| BRIEF |
Return the count of lines that hold the string "name", with no other words.

| MATERIAL FOR THIS TASK |
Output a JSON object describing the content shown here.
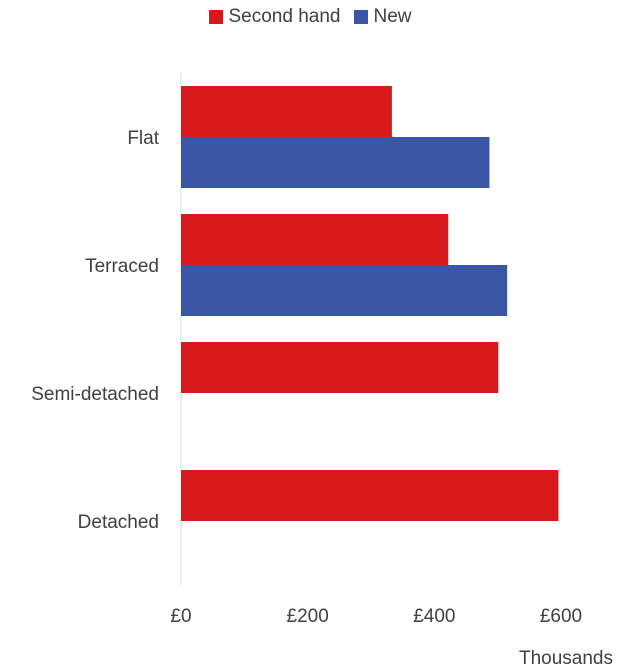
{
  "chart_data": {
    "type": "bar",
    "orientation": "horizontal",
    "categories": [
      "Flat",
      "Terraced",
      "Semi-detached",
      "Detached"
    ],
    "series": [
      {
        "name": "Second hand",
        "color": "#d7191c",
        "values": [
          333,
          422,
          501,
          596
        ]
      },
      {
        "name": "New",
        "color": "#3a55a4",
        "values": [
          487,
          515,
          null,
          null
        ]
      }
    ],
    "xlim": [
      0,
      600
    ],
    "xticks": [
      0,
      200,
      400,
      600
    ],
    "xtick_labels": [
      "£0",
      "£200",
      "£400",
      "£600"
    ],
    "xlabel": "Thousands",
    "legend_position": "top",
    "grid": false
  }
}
...
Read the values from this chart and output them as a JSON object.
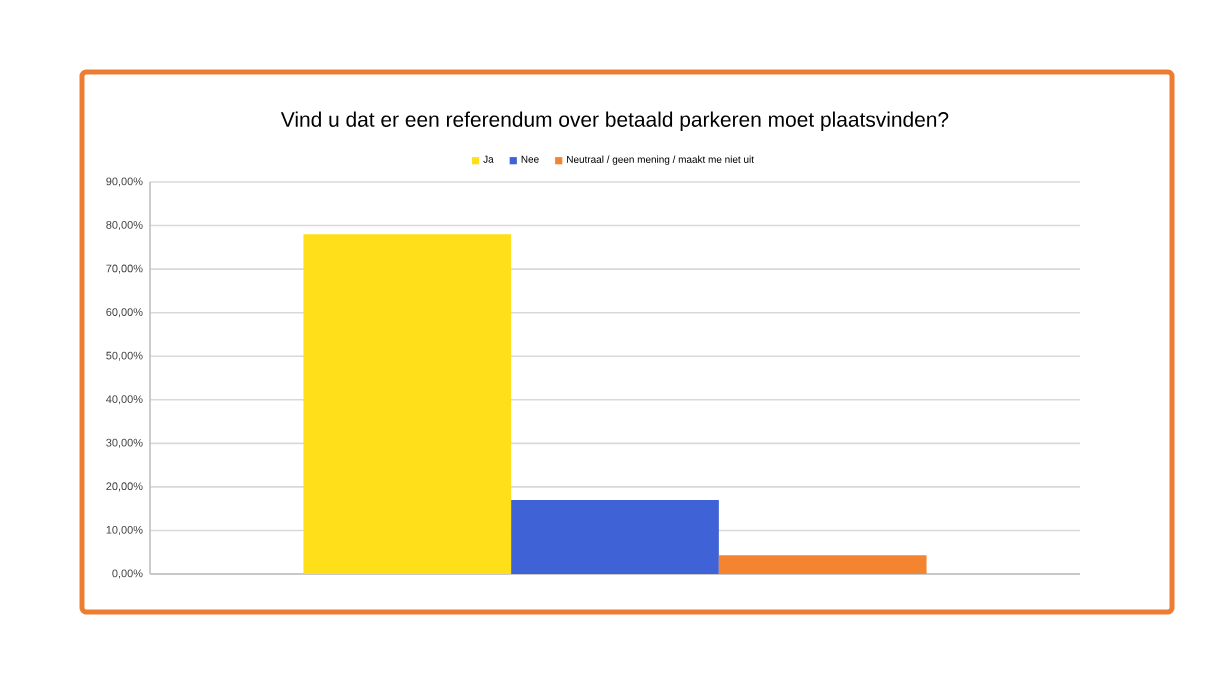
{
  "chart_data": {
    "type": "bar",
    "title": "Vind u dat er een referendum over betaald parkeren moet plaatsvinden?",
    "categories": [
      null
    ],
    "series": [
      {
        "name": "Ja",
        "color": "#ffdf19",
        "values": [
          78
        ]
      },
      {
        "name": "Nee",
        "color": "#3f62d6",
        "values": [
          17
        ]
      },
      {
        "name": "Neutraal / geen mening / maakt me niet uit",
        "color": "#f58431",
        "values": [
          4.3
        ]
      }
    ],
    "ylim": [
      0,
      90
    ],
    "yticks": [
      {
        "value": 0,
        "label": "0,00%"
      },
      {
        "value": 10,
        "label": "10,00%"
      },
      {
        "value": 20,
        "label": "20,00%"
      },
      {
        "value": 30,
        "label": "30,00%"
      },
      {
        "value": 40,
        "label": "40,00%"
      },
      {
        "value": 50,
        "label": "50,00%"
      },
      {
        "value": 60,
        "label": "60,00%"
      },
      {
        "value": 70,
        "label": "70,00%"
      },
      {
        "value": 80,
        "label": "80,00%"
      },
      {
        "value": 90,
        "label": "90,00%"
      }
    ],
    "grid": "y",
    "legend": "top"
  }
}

| WRITTEN RESPONSE |
5